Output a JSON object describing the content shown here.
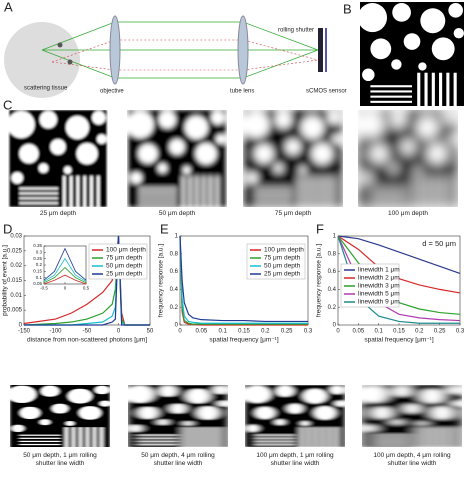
{
  "panel_labels": [
    "A",
    "B",
    "C",
    "D",
    "E",
    "F"
  ],
  "schematic": {
    "tissue": "scattering tissue",
    "objective": "objective",
    "tube_lens": "tube lens",
    "rolling_shutter": "rolling shutter",
    "sensor": "sCMOS sensor"
  },
  "depth_images": {
    "captions": [
      "25 μm depth",
      "50 μm depth",
      "75 μm depth",
      "100 μm depth"
    ]
  },
  "rolling_images": {
    "captions": [
      "50 μm depth, 1 μm rolling shutter line width",
      "50 μm depth, 4 μm rolling shutter line width",
      "100 μm depth, 1 μm rolling shutter line width",
      "100 μm depth, 4 μm rolling shutter line width"
    ]
  },
  "chart_data": [
    {
      "type": "line",
      "xlabel": "distance from non-scattered photons [μm]",
      "ylabel": "probability of event [a.u.]",
      "x": [
        -150,
        -100,
        -75,
        -50,
        -25,
        -10,
        -5,
        0,
        5,
        10,
        50
      ],
      "series": [
        {
          "name": "100 μm depth",
          "color": "#d62728",
          "values": [
            0.0005,
            0.002,
            0.004,
            0.007,
            0.011,
            0.015,
            0.02,
            0.03,
            0.004,
            0,
            0
          ]
        },
        {
          "name": "75 μm depth",
          "color": "#2ca02c",
          "values": [
            0,
            0.0005,
            0.001,
            0.002,
            0.004,
            0.007,
            0.012,
            0.03,
            0.002,
            0,
            0
          ]
        },
        {
          "name": "50 μm depth",
          "color": "#17becf",
          "values": [
            0,
            0,
            0,
            0.0005,
            0.001,
            0.003,
            0.006,
            0.03,
            0.001,
            0,
            0
          ]
        },
        {
          "name": "25 μm depth",
          "color": "#1f3a93",
          "values": [
            0,
            0,
            0,
            0,
            0,
            0.001,
            0.002,
            0.03,
            0,
            0,
            0
          ]
        }
      ],
      "xlim": [
        -150,
        50
      ],
      "ylim": [
        0,
        0.03
      ],
      "xticks": [
        -150,
        -100,
        -50,
        0,
        50
      ],
      "yticks": [
        0,
        0.005,
        0.01,
        0.015,
        0.02,
        0.025,
        0.03
      ],
      "legend": "upper right"
    },
    {
      "type": "line",
      "x": [
        -0.5,
        -0.25,
        0,
        0.25,
        0.5
      ],
      "series": [
        {
          "color": "#1f3a93",
          "values": [
            0.08,
            0.15,
            0.33,
            0.15,
            0.08
          ]
        },
        {
          "color": "#17becf",
          "values": [
            0.07,
            0.12,
            0.25,
            0.12,
            0.07
          ]
        },
        {
          "color": "#2ca02c",
          "values": [
            0.06,
            0.1,
            0.18,
            0.1,
            0.06
          ]
        },
        {
          "color": "#d62728",
          "values": [
            0.05,
            0.08,
            0.12,
            0.08,
            0.05
          ]
        }
      ],
      "xlim": [
        -0.5,
        0.5
      ],
      "ylim": [
        0.05,
        0.35
      ],
      "xticks": [
        -0.5,
        0,
        0.5
      ],
      "yticks": [
        0.05,
        0.1,
        0.15,
        0.2,
        0.25,
        0.3,
        0.35
      ]
    },
    {
      "type": "line",
      "xlabel": "spatial frequency [μm⁻¹]",
      "ylabel": "frequency response [a.u.]",
      "x": [
        0,
        0.005,
        0.01,
        0.02,
        0.03,
        0.05,
        0.1,
        0.15,
        0.2,
        0.25,
        0.3
      ],
      "series": [
        {
          "name": "100 μm depth",
          "color": "#d62728",
          "values": [
            1,
            0.15,
            0.03,
            0.01,
            0.005,
            0,
            0,
            0,
            0,
            0,
            0
          ]
        },
        {
          "name": "75 μm depth",
          "color": "#2ca02c",
          "values": [
            1,
            0.2,
            0.05,
            0.02,
            0.01,
            0.01,
            0.01,
            0.01,
            0.01,
            0.01,
            0.01
          ]
        },
        {
          "name": "50 μm depth",
          "color": "#17becf",
          "values": [
            1,
            0.3,
            0.1,
            0.04,
            0.03,
            0.02,
            0.02,
            0.02,
            0.02,
            0.02,
            0.02
          ]
        },
        {
          "name": "25 μm depth",
          "color": "#1f3a93",
          "values": [
            1,
            0.5,
            0.25,
            0.12,
            0.08,
            0.06,
            0.05,
            0.05,
            0.04,
            0.04,
            0.04
          ]
        }
      ],
      "xlim": [
        0,
        0.3
      ],
      "ylim": [
        0,
        1
      ],
      "xticks": [
        0,
        0.05,
        0.1,
        0.15,
        0.2,
        0.25,
        0.3
      ],
      "yticks": [
        0,
        0.2,
        0.4,
        0.6,
        0.8,
        1
      ],
      "legend": "upper right"
    },
    {
      "type": "line",
      "xlabel": "spatial frequency [μm⁻¹]",
      "ylabel": "frequency response [a.u.]",
      "annotation": "d = 50 μm",
      "x": [
        0,
        0.05,
        0.1,
        0.15,
        0.2,
        0.25,
        0.3
      ],
      "series": [
        {
          "name": "linewidth 1 μm",
          "color": "#2b3a8c",
          "values": [
            1,
            0.97,
            0.9,
            0.82,
            0.74,
            0.66,
            0.58
          ]
        },
        {
          "name": "linewidth 2 μm",
          "color": "#d62728",
          "values": [
            1,
            0.85,
            0.65,
            0.52,
            0.45,
            0.4,
            0.36
          ]
        },
        {
          "name": "linewidth 3 μm",
          "color": "#2ca02c",
          "values": [
            1,
            0.7,
            0.4,
            0.25,
            0.18,
            0.14,
            0.12
          ]
        },
        {
          "name": "linewidth 5 μm",
          "color": "#b03ab0",
          "values": [
            1,
            0.5,
            0.25,
            0.12,
            0.08,
            0.06,
            0.05
          ]
        },
        {
          "name": "linewidth 9 μm",
          "color": "#1a8a8a",
          "values": [
            1,
            0.3,
            0.1,
            0.04,
            0.02,
            0.02,
            0.02
          ]
        }
      ],
      "xlim": [
        0,
        0.3
      ],
      "ylim": [
        0,
        1
      ],
      "xticks": [
        0,
        0.05,
        0.1,
        0.15,
        0.2,
        0.25,
        0.3
      ],
      "yticks": [
        0,
        0.2,
        0.4,
        0.6,
        0.8,
        1
      ],
      "legend": "lower left"
    }
  ]
}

→ **Aim of the exercise**
Pictures are not part of the copy; output everything else in the records exactly.

→ **Solution**
Output a JSON object describing the content shown here.
{
  "panel_labels": [
    "A",
    "B",
    "C",
    "D",
    "E",
    "F"
  ],
  "schematic": {
    "tissue": "scattering tissue",
    "objective": "objective",
    "tube_lens": "tube lens",
    "rolling_shutter": "rolling shutter",
    "sensor": "sCMOS sensor"
  },
  "depth_images": {
    "captions": [
      "25 μm depth",
      "50 μm depth",
      "75 μm depth",
      "100 μm depth"
    ]
  },
  "rolling_images": {
    "captions": [
      "50 μm depth, 1 μm rolling shutter line width",
      "50 μm depth, 4 μm rolling shutter line width",
      "100 μm depth, 1 μm rolling shutter line width",
      "100 μm depth, 4 μm rolling shutter line width"
    ]
  },
  "chart_data": [
    {
      "type": "line",
      "xlabel": "distance from non-scattered photons [μm]",
      "ylabel": "probability of event [a.u.]",
      "x": [
        -150,
        -100,
        -75,
        -50,
        -25,
        -10,
        -5,
        0,
        5,
        10,
        50
      ],
      "series": [
        {
          "name": "100 μm depth",
          "color": "#d62728",
          "values": [
            0.0005,
            0.002,
            0.004,
            0.007,
            0.011,
            0.015,
            0.02,
            0.03,
            0.004,
            0,
            0
          ]
        },
        {
          "name": "75 μm depth",
          "color": "#2ca02c",
          "values": [
            0,
            0.0005,
            0.001,
            0.002,
            0.004,
            0.007,
            0.012,
            0.03,
            0.002,
            0,
            0
          ]
        },
        {
          "name": "50 μm depth",
          "color": "#17becf",
          "values": [
            0,
            0,
            0,
            0.0005,
            0.001,
            0.003,
            0.006,
            0.03,
            0.001,
            0,
            0
          ]
        },
        {
          "name": "25 μm depth",
          "color": "#1f3a93",
          "values": [
            0,
            0,
            0,
            0,
            0,
            0.001,
            0.002,
            0.03,
            0,
            0,
            0
          ]
        }
      ],
      "xlim": [
        -150,
        50
      ],
      "ylim": [
        0,
        0.03
      ],
      "xticks": [
        -150,
        -100,
        -50,
        0,
        50
      ],
      "yticks": [
        0,
        0.005,
        0.01,
        0.015,
        0.02,
        0.025,
        0.03
      ],
      "legend": "upper right"
    },
    {
      "type": "line",
      "x": [
        -0.5,
        -0.25,
        0,
        0.25,
        0.5
      ],
      "series": [
        {
          "color": "#1f3a93",
          "values": [
            0.08,
            0.15,
            0.33,
            0.15,
            0.08
          ]
        },
        {
          "color": "#17becf",
          "values": [
            0.07,
            0.12,
            0.25,
            0.12,
            0.07
          ]
        },
        {
          "color": "#2ca02c",
          "values": [
            0.06,
            0.1,
            0.18,
            0.1,
            0.06
          ]
        },
        {
          "color": "#d62728",
          "values": [
            0.05,
            0.08,
            0.12,
            0.08,
            0.05
          ]
        }
      ],
      "xlim": [
        -0.5,
        0.5
      ],
      "ylim": [
        0.05,
        0.35
      ],
      "xticks": [
        -0.5,
        0,
        0.5
      ],
      "yticks": [
        0.05,
        0.1,
        0.15,
        0.2,
        0.25,
        0.3,
        0.35
      ]
    },
    {
      "type": "line",
      "xlabel": "spatial frequency [μm⁻¹]",
      "ylabel": "frequency response [a.u.]",
      "x": [
        0,
        0.005,
        0.01,
        0.02,
        0.03,
        0.05,
        0.1,
        0.15,
        0.2,
        0.25,
        0.3
      ],
      "series": [
        {
          "name": "100 μm depth",
          "color": "#d62728",
          "values": [
            1,
            0.15,
            0.03,
            0.01,
            0.005,
            0,
            0,
            0,
            0,
            0,
            0
          ]
        },
        {
          "name": "75 μm depth",
          "color": "#2ca02c",
          "values": [
            1,
            0.2,
            0.05,
            0.02,
            0.01,
            0.01,
            0.01,
            0.01,
            0.01,
            0.01,
            0.01
          ]
        },
        {
          "name": "50 μm depth",
          "color": "#17becf",
          "values": [
            1,
            0.3,
            0.1,
            0.04,
            0.03,
            0.02,
            0.02,
            0.02,
            0.02,
            0.02,
            0.02
          ]
        },
        {
          "name": "25 μm depth",
          "color": "#1f3a93",
          "values": [
            1,
            0.5,
            0.25,
            0.12,
            0.08,
            0.06,
            0.05,
            0.05,
            0.04,
            0.04,
            0.04
          ]
        }
      ],
      "xlim": [
        0,
        0.3
      ],
      "ylim": [
        0,
        1
      ],
      "xticks": [
        0,
        0.05,
        0.1,
        0.15,
        0.2,
        0.25,
        0.3
      ],
      "yticks": [
        0,
        0.2,
        0.4,
        0.6,
        0.8,
        1
      ],
      "legend": "upper right"
    },
    {
      "type": "line",
      "xlabel": "spatial frequency [μm⁻¹]",
      "ylabel": "frequency response [a.u.]",
      "annotation": "d = 50 μm",
      "x": [
        0,
        0.05,
        0.1,
        0.15,
        0.2,
        0.25,
        0.3
      ],
      "series": [
        {
          "name": "linewidth 1 μm",
          "color": "#2b3a8c",
          "values": [
            1,
            0.97,
            0.9,
            0.82,
            0.74,
            0.66,
            0.58
          ]
        },
        {
          "name": "linewidth 2 μm",
          "color": "#d62728",
          "values": [
            1,
            0.85,
            0.65,
            0.52,
            0.45,
            0.4,
            0.36
          ]
        },
        {
          "name": "linewidth 3 μm",
          "color": "#2ca02c",
          "values": [
            1,
            0.7,
            0.4,
            0.25,
            0.18,
            0.14,
            0.12
          ]
        },
        {
          "name": "linewidth 5 μm",
          "color": "#b03ab0",
          "values": [
            1,
            0.5,
            0.25,
            0.12,
            0.08,
            0.06,
            0.05
          ]
        },
        {
          "name": "linewidth 9 μm",
          "color": "#1a8a8a",
          "values": [
            1,
            0.3,
            0.1,
            0.04,
            0.02,
            0.02,
            0.02
          ]
        }
      ],
      "xlim": [
        0,
        0.3
      ],
      "ylim": [
        0,
        1
      ],
      "xticks": [
        0,
        0.05,
        0.1,
        0.15,
        0.2,
        0.25,
        0.3
      ],
      "yticks": [
        0,
        0.2,
        0.4,
        0.6,
        0.8,
        1
      ],
      "legend": "lower left"
    }
  ]
}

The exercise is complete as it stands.